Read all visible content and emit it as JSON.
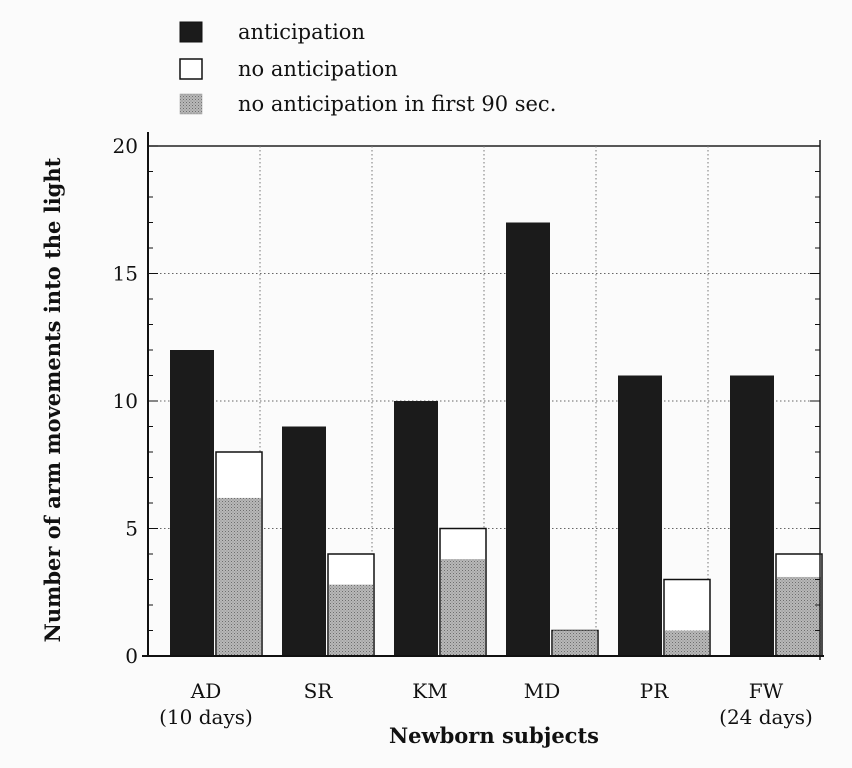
{
  "chart_data": {
    "type": "bar",
    "xlabel": "Newborn subjects",
    "ylabel": "Number of arm movements into the light",
    "ylim": [
      0,
      20
    ],
    "yticks": [
      0,
      5,
      10,
      15,
      20
    ],
    "grid": true,
    "legend_position": "top-left",
    "categories": [
      {
        "label": "AD",
        "sublabel": "(10 days)"
      },
      {
        "label": "SR",
        "sublabel": ""
      },
      {
        "label": "KM",
        "sublabel": ""
      },
      {
        "label": "MD",
        "sublabel": ""
      },
      {
        "label": "PR",
        "sublabel": ""
      },
      {
        "label": "FW",
        "sublabel": "(24 days)"
      }
    ],
    "series": [
      {
        "name": "anticipation",
        "fill": "solid-dark",
        "values": [
          12,
          9,
          10,
          17,
          11,
          11
        ]
      },
      {
        "name": "no anticipation",
        "fill": "open",
        "values": [
          8,
          4,
          5,
          1,
          3,
          4
        ]
      },
      {
        "name": "no anticipation in first 90 sec.",
        "fill": "stippled-grey",
        "values": [
          6.2,
          2.8,
          3.8,
          1,
          1,
          3.1
        ]
      }
    ],
    "colors": {
      "anticipation": "#1b1b1b",
      "no_anticipation": "#ffffff",
      "first_90_sec": "#a9a9a9",
      "axis": "#111111",
      "grid": "#777777"
    }
  }
}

=====

__Written task__
Images do not belong in the copy; reproduce all other parts of the records above verbatim.

__Answer to this exercise__
Read all visible content and emit it as JSON.
{
  "chart_data": {
    "type": "bar",
    "xlabel": "Newborn subjects",
    "ylabel": "Number of arm movements into the light",
    "ylim": [
      0,
      20
    ],
    "yticks": [
      0,
      5,
      10,
      15,
      20
    ],
    "grid": true,
    "legend_position": "top-left",
    "categories": [
      {
        "label": "AD",
        "sublabel": "(10 days)"
      },
      {
        "label": "SR",
        "sublabel": ""
      },
      {
        "label": "KM",
        "sublabel": ""
      },
      {
        "label": "MD",
        "sublabel": ""
      },
      {
        "label": "PR",
        "sublabel": ""
      },
      {
        "label": "FW",
        "sublabel": "(24 days)"
      }
    ],
    "series": [
      {
        "name": "anticipation",
        "fill": "solid-dark",
        "values": [
          12,
          9,
          10,
          17,
          11,
          11
        ]
      },
      {
        "name": "no anticipation",
        "fill": "open",
        "values": [
          8,
          4,
          5,
          1,
          3,
          4
        ]
      },
      {
        "name": "no anticipation in first 90 sec.",
        "fill": "stippled-grey",
        "values": [
          6.2,
          2.8,
          3.8,
          1,
          1,
          3.1
        ]
      }
    ],
    "colors": {
      "anticipation": "#1b1b1b",
      "no_anticipation": "#ffffff",
      "first_90_sec": "#a9a9a9",
      "axis": "#111111",
      "grid": "#777777"
    }
  }
}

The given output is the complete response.